§ **Exercise task**
In the material below, identify each line bearing the word "label". Reproduce those lines.

§ **Provided data**
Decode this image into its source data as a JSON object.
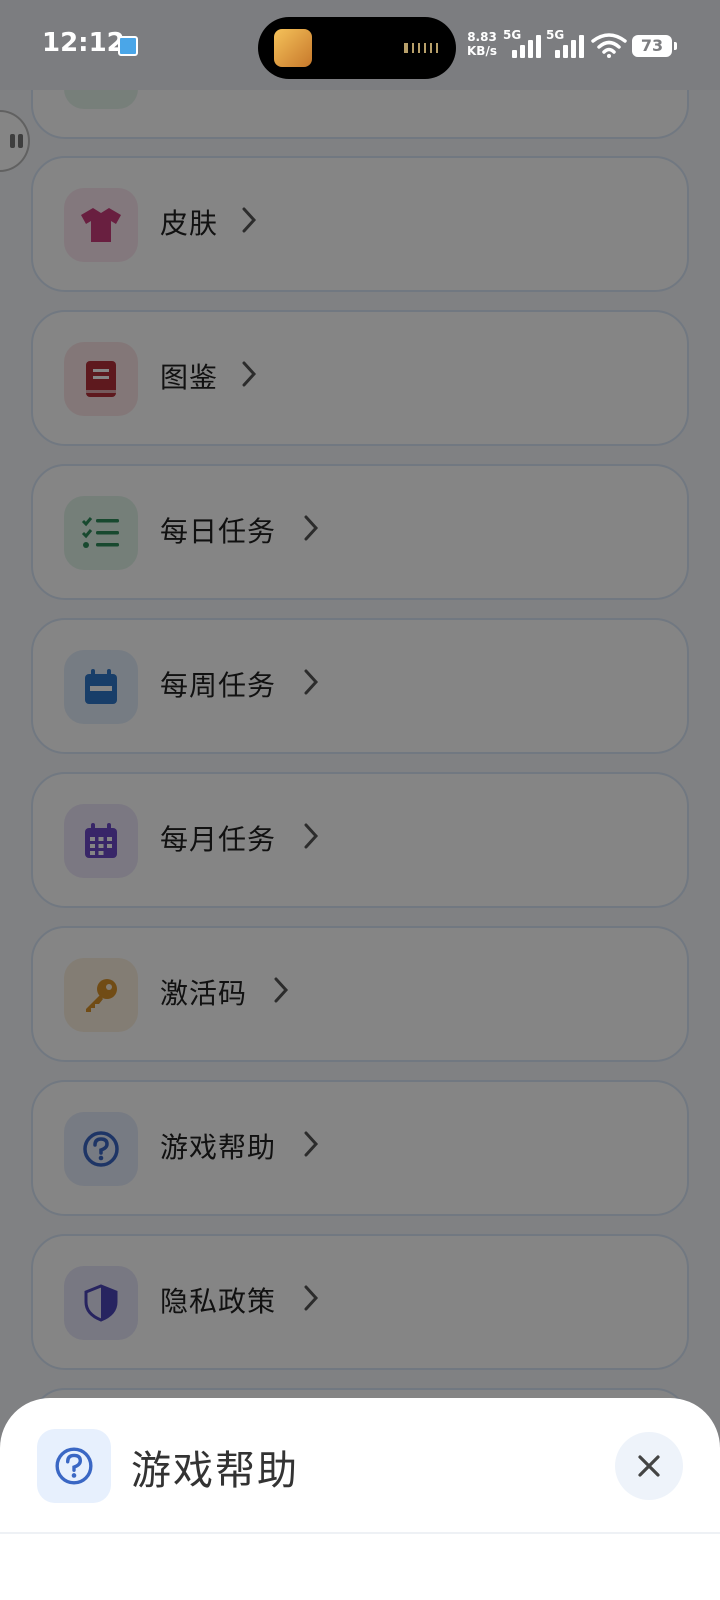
{
  "status": {
    "time": "12:12",
    "speed_value": "8.83",
    "speed_unit": "KB/s",
    "network1": "5G",
    "network2": "5G",
    "battery": "73"
  },
  "menu": {
    "items": [
      {
        "label": "",
        "icon": "partial-icon",
        "color": "#2f9e67"
      },
      {
        "label": "皮肤",
        "icon": "tshirt-icon",
        "color": "#c93c7b"
      },
      {
        "label": "图鉴",
        "icon": "book-icon",
        "color": "#b5303a"
      },
      {
        "label": "每日任务",
        "icon": "checklist-icon",
        "color": "#2e8c5a"
      },
      {
        "label": "每周任务",
        "icon": "calendar-icon",
        "color": "#2f77c9"
      },
      {
        "label": "每月任务",
        "icon": "calendar-grid-icon",
        "color": "#6b49c7"
      },
      {
        "label": "激活码",
        "icon": "key-icon",
        "color": "#d8922a"
      },
      {
        "label": "游戏帮助",
        "icon": "help-icon",
        "color": "#3a67c4"
      },
      {
        "label": "隐私政策",
        "icon": "shield-icon",
        "color": "#4c46b8"
      }
    ]
  },
  "sheet": {
    "title": "游戏帮助",
    "icon": "help-icon",
    "close_icon": "close-icon"
  }
}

§ **Worked solution**
        "label": "",
        "label": "皮肤",
        "label": "图鉴",
        "label": "每日任务",
        "label": "每周任务",
        "label": "每月任务",
        "label": "激活码",
        "label": "游戏帮助",
        "label": "隐私政策",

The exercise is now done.